▸ Your goal
Repeat the full listing, word for word.

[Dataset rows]
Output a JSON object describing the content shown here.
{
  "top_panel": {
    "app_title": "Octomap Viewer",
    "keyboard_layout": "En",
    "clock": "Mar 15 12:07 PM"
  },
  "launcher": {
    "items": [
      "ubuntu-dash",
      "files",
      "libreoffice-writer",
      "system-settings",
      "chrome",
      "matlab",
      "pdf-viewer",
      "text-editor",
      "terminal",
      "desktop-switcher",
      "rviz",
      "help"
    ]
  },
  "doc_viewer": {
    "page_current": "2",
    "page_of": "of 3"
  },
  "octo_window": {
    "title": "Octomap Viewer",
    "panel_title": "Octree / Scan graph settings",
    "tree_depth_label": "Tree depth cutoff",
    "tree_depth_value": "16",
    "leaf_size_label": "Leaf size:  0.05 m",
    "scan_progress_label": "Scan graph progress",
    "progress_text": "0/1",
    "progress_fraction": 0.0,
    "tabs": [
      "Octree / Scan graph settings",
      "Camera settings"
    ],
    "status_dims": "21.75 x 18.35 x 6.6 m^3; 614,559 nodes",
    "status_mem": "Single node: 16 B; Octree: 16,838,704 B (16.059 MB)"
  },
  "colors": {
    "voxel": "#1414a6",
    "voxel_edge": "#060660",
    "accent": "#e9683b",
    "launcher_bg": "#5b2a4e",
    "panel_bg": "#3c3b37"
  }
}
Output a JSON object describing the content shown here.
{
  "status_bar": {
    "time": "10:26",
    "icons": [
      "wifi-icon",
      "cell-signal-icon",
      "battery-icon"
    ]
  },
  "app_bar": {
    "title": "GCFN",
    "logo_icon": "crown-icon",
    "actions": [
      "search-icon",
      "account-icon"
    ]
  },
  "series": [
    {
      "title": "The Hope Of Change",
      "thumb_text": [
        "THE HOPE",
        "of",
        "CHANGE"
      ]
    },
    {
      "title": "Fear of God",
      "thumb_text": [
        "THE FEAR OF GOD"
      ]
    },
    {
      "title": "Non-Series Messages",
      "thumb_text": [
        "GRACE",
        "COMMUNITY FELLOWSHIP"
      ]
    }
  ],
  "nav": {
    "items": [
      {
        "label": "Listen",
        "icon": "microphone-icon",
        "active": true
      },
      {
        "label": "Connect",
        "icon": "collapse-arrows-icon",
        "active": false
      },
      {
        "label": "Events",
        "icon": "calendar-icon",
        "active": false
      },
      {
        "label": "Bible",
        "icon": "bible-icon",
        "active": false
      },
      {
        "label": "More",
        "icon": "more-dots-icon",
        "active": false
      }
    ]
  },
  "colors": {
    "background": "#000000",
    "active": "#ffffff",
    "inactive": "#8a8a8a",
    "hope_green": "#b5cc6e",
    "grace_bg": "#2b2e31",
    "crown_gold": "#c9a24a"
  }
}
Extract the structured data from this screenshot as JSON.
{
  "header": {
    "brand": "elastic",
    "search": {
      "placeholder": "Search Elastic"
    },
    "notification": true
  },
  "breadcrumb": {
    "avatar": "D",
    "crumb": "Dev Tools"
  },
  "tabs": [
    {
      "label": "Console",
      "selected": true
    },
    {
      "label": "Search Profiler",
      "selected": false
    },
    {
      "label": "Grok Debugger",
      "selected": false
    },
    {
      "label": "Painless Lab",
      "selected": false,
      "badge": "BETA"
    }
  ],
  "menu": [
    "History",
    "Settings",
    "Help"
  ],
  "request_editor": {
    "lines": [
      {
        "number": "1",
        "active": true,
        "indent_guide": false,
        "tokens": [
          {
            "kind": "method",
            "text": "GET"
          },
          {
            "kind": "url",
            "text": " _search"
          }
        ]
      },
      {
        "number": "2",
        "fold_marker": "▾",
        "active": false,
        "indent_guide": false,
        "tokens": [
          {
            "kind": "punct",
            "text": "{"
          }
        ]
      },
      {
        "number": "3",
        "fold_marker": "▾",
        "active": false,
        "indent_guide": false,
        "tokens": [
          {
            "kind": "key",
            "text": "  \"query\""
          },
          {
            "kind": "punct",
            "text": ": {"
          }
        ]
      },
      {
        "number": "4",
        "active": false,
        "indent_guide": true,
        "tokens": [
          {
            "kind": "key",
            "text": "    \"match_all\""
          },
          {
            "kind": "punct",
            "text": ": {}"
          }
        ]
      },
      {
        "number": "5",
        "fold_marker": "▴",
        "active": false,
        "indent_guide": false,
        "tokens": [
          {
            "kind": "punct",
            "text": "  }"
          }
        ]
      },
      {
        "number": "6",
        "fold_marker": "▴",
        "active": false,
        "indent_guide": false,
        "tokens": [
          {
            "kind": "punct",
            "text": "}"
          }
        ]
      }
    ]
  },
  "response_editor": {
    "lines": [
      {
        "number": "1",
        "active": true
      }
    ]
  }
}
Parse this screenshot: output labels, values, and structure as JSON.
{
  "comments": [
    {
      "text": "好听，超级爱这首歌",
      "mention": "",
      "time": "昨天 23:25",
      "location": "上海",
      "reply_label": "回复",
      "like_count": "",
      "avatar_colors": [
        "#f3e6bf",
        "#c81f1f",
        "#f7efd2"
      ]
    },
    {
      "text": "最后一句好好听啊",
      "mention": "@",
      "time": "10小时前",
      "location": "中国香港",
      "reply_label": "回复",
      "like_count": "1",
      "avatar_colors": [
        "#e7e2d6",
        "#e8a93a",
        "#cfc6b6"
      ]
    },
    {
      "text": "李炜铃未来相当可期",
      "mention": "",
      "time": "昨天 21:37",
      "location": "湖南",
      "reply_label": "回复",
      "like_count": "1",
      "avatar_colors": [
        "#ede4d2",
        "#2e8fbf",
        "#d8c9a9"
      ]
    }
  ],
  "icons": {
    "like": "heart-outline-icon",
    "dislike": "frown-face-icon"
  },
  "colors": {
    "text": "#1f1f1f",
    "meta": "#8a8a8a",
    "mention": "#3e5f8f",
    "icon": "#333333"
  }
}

▸ Answer to the exercise
Output a JSON object describing the content shown here.
{
  "top_panel": {
    "app_title": "Octomap Viewer",
    "keyboard_layout": "En",
    "clock": "Mar 15 12:07 PM"
  },
  "launcher": {
    "items": [
      "ubuntu-dash",
      "files",
      "libreoffice-writer",
      "system-settings",
      "chrome",
      "matlab",
      "pdf-viewer",
      "text-editor",
      "terminal",
      "desktop-switcher",
      "rviz",
      "help"
    ]
  },
  "doc_viewer": {
    "page_current": "2",
    "page_of": "of 3"
  },
  "octo_window": {
    "title": "Octomap Viewer",
    "panel_title": "Octree / Scan graph settings",
    "tree_depth_label": "Tree depth cutoff",
    "tree_depth_value": "16",
    "leaf_size_label": "Leaf size:  0.05 m",
    "scan_progress_label": "Scan graph progress",
    "progress_text": "0/1",
    "progress_fraction": 0.0,
    "tabs": [
      "Octree / Scan graph settings",
      "Camera settings"
    ],
    "status_dims": "21.75 x 18.35 x 6.6 m^3; 614,559 nodes",
    "status_mem": "Single node: 16 B; Octree: 16,838,704 B (16.059 MB)"
  },
  "colors": {
    "voxel": "#1414a6",
    "voxel_edge": "#060660",
    "accent": "#e9683b",
    "launcher_bg": "#5b2a4e",
    "panel_bg": "#3c3b37"
  }
}
Output a JSON object describing the content shown here.
{
  "status_bar": {
    "time": "10:26",
    "icons": [
      "wifi-icon",
      "cell-signal-icon",
      "battery-icon"
    ]
  },
  "app_bar": {
    "title": "GCFN",
    "logo_icon": "crown-icon",
    "actions": [
      "search-icon",
      "account-icon"
    ]
  },
  "series": [
    {
      "title": "The Hope Of Change",
      "thumb_text": [
        "THE HOPE",
        "of",
        "CHANGE"
      ]
    },
    {
      "title": "Fear of God",
      "thumb_text": [
        "THE FEAR OF GOD"
      ]
    },
    {
      "title": "Non-Series Messages",
      "thumb_text": [
        "GRACE",
        "COMMUNITY FELLOWSHIP"
      ]
    }
  ],
  "nav": {
    "items": [
      {
        "label": "Listen",
        "icon": "microphone-icon",
        "active": true
      },
      {
        "label": "Connect",
        "icon": "collapse-arrows-icon",
        "active": false
      },
      {
        "label": "Events",
        "icon": "calendar-icon",
        "active": false
      },
      {
        "label": "Bible",
        "icon": "bible-icon",
        "active": false
      },
      {
        "label": "More",
        "icon": "more-dots-icon",
        "active": false
      }
    ]
  },
  "colors": {
    "background": "#000000",
    "active": "#ffffff",
    "inactive": "#8a8a8a",
    "hope_green": "#b5cc6e",
    "grace_bg": "#2b2e31",
    "crown_gold": "#c9a24a"
  }
}
Extract the structured data from this screenshot as JSON.
{
  "header": {
    "brand": "elastic",
    "search": {
      "placeholder": "Search Elastic"
    },
    "notification": true
  },
  "breadcrumb": {
    "avatar": "D",
    "crumb": "Dev Tools"
  },
  "tabs": [
    {
      "label": "Console",
      "selected": true
    },
    {
      "label": "Search Profiler",
      "selected": false
    },
    {
      "label": "Grok Debugger",
      "selected": false
    },
    {
      "label": "Painless Lab",
      "selected": false,
      "badge": "BETA"
    }
  ],
  "menu": [
    "History",
    "Settings",
    "Help"
  ],
  "request_editor": {
    "lines": [
      {
        "number": "1",
        "active": true,
        "indent_guide": false,
        "tokens": [
          {
            "kind": "method",
            "text": "GET"
          },
          {
            "kind": "url",
            "text": " _search"
          }
        ]
      },
      {
        "number": "2",
        "fold_marker": "▾",
        "active": false,
        "indent_guide": false,
        "tokens": [
          {
            "kind": "punct",
            "text": "{"
          }
        ]
      },
      {
        "number": "3",
        "fold_marker": "▾",
        "active": false,
        "indent_guide": false,
        "tokens": [
          {
            "kind": "key",
            "text": "  \"query\""
          },
          {
            "kind": "punct",
            "text": ": {"
          }
        ]
      },
      {
        "number": "4",
        "active": false,
        "indent_guide": true,
        "tokens": [
          {
            "kind": "key",
            "text": "    \"match_all\""
          },
          {
            "kind": "punct",
            "text": ": {}"
          }
        ]
      },
      {
        "number": "5",
        "fold_marker": "▴",
        "active": false,
        "indent_guide": false,
        "tokens": [
          {
            "kind": "punct",
            "text": "  }"
          }
        ]
      },
      {
        "number": "6",
        "fold_marker": "▴",
        "active": false,
        "indent_guide": false,
        "tokens": [
          {
            "kind": "punct",
            "text": "}"
          }
        ]
      }
    ]
  },
  "response_editor": {
    "lines": [
      {
        "number": "1",
        "active": true
      }
    ]
  }
}
Parse this screenshot: output labels, values, and structure as JSON.
{
  "comments": [
    {
      "text": "好听，超级爱这首歌",
      "mention": "",
      "time": "昨天 23:25",
      "location": "上海",
      "reply_label": "回复",
      "like_count": "",
      "avatar_colors": [
        "#f3e6bf",
        "#c81f1f",
        "#f7efd2"
      ]
    },
    {
      "text": "最后一句好好听啊",
      "mention": "@",
      "time": "10小时前",
      "location": "中国香港",
      "reply_label": "回复",
      "like_count": "1",
      "avatar_colors": [
        "#e7e2d6",
        "#e8a93a",
        "#cfc6b6"
      ]
    },
    {
      "text": "李炜铃未来相当可期",
      "mention": "",
      "time": "昨天 21:37",
      "location": "湖南",
      "reply_label": "回复",
      "like_count": "1",
      "avatar_colors": [
        "#ede4d2",
        "#2e8fbf",
        "#d8c9a9"
      ]
    }
  ],
  "icons": {
    "like": "heart-outline-icon",
    "dislike": "frown-face-icon"
  },
  "colors": {
    "text": "#1f1f1f",
    "meta": "#8a8a8a",
    "mention": "#3e5f8f",
    "icon": "#333333"
  }
}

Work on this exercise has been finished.